The task -> Using the data below, repeat all of it precisely.

════════════════

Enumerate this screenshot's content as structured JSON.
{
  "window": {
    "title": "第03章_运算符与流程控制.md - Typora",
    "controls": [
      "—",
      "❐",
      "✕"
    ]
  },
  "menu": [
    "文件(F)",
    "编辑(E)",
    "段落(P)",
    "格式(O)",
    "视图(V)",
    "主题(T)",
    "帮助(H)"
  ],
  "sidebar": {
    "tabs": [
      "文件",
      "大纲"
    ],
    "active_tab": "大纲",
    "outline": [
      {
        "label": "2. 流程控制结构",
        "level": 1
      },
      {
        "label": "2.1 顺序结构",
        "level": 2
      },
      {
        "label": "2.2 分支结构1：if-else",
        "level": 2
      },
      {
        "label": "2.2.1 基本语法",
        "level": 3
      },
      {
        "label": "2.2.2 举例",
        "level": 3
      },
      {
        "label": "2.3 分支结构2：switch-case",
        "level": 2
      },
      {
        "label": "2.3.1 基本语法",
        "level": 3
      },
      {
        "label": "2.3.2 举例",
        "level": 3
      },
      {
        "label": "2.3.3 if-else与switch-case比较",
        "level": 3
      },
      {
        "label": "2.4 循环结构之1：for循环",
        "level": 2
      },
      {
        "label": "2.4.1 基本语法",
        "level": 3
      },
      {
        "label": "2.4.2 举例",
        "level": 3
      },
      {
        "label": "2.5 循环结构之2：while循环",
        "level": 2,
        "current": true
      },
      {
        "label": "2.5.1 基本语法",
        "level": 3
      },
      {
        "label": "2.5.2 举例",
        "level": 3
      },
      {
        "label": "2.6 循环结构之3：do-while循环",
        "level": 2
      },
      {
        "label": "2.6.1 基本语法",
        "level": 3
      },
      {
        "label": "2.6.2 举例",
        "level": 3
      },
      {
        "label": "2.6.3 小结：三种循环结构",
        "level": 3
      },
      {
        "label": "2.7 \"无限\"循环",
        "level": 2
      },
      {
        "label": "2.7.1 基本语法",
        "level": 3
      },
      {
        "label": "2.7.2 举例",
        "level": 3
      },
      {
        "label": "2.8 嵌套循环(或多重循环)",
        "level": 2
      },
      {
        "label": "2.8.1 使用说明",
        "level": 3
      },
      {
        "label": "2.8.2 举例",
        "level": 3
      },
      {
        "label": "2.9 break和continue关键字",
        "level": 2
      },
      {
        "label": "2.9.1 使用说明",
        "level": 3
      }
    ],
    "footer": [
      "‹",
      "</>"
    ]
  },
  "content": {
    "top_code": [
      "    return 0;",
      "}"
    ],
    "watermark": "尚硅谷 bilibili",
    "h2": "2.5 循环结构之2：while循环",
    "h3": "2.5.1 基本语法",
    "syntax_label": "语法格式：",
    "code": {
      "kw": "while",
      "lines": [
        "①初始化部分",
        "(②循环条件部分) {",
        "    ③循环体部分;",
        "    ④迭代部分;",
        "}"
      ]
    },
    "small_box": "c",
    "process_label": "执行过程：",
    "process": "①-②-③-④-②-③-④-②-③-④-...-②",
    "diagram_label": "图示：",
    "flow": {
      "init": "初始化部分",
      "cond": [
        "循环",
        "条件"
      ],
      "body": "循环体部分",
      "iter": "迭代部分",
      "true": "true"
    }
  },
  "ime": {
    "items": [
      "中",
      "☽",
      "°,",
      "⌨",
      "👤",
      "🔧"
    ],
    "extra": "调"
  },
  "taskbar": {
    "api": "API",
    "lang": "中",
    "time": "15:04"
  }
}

════════════════

Full answer ->
Enumerate this screenshot's content as structured JSON.
{
  "window": {
    "title": "第03章_运算符与流程控制.md - Typora",
    "controls": [
      "—",
      "❐",
      "✕"
    ]
  },
  "menu": [
    "文件(F)",
    "编辑(E)",
    "段落(P)",
    "格式(O)",
    "视图(V)",
    "主题(T)",
    "帮助(H)"
  ],
  "sidebar": {
    "tabs": [
      "文件",
      "大纲"
    ],
    "active_tab": "大纲",
    "outline": [
      {
        "label": "2. 流程控制结构",
        "level": 1
      },
      {
        "label": "2.1 顺序结构",
        "level": 2
      },
      {
        "label": "2.2 分支结构1：if-else",
        "level": 2
      },
      {
        "label": "2.2.1 基本语法",
        "level": 3
      },
      {
        "label": "2.2.2 举例",
        "level": 3
      },
      {
        "label": "2.3 分支结构2：switch-case",
        "level": 2
      },
      {
        "label": "2.3.1 基本语法",
        "level": 3
      },
      {
        "label": "2.3.2 举例",
        "level": 3
      },
      {
        "label": "2.3.3 if-else与switch-case比较",
        "level": 3
      },
      {
        "label": "2.4 循环结构之1：for循环",
        "level": 2
      },
      {
        "label": "2.4.1 基本语法",
        "level": 3
      },
      {
        "label": "2.4.2 举例",
        "level": 3
      },
      {
        "label": "2.5 循环结构之2：while循环",
        "level": 2,
        "current": true
      },
      {
        "label": "2.5.1 基本语法",
        "level": 3
      },
      {
        "label": "2.5.2 举例",
        "level": 3
      },
      {
        "label": "2.6 循环结构之3：do-while循环",
        "level": 2
      },
      {
        "label": "2.6.1 基本语法",
        "level": 3
      },
      {
        "label": "2.6.2 举例",
        "level": 3
      },
      {
        "label": "2.6.3 小结：三种循环结构",
        "level": 3
      },
      {
        "label": "2.7 \"无限\"循环",
        "level": 2
      },
      {
        "label": "2.7.1 基本语法",
        "level": 3
      },
      {
        "label": "2.7.2 举例",
        "level": 3
      },
      {
        "label": "2.8 嵌套循环(或多重循环)",
        "level": 2
      },
      {
        "label": "2.8.1 使用说明",
        "level": 3
      },
      {
        "label": "2.8.2 举例",
        "level": 3
      },
      {
        "label": "2.9 break和continue关键字",
        "level": 2
      },
      {
        "label": "2.9.1 使用说明",
        "level": 3
      }
    ],
    "footer": [
      "‹",
      "</>"
    ]
  },
  "content": {
    "top_code": [
      "    return 0;",
      "}"
    ],
    "watermark": "尚硅谷 bilibili",
    "h2": "2.5 循环结构之2：while循环",
    "h3": "2.5.1 基本语法",
    "syntax_label": "语法格式：",
    "code": {
      "kw": "while",
      "lines": [
        "①初始化部分",
        "(②循环条件部分) {",
        "    ③循环体部分;",
        "    ④迭代部分;",
        "}"
      ]
    },
    "small_box": "c",
    "process_label": "执行过程：",
    "process": "①-②-③-④-②-③-④-②-③-④-...-②",
    "diagram_label": "图示：",
    "flow": {
      "init": "初始化部分",
      "cond": [
        "循环",
        "条件"
      ],
      "body": "循环体部分",
      "iter": "迭代部分",
      "true": "true"
    }
  },
  "ime": {
    "items": [
      "中",
      "☽",
      "°,",
      "⌨",
      "👤",
      "🔧"
    ],
    "extra": "调"
  },
  "taskbar": {
    "api": "API",
    "lang": "中",
    "time": "15:04"
  }
}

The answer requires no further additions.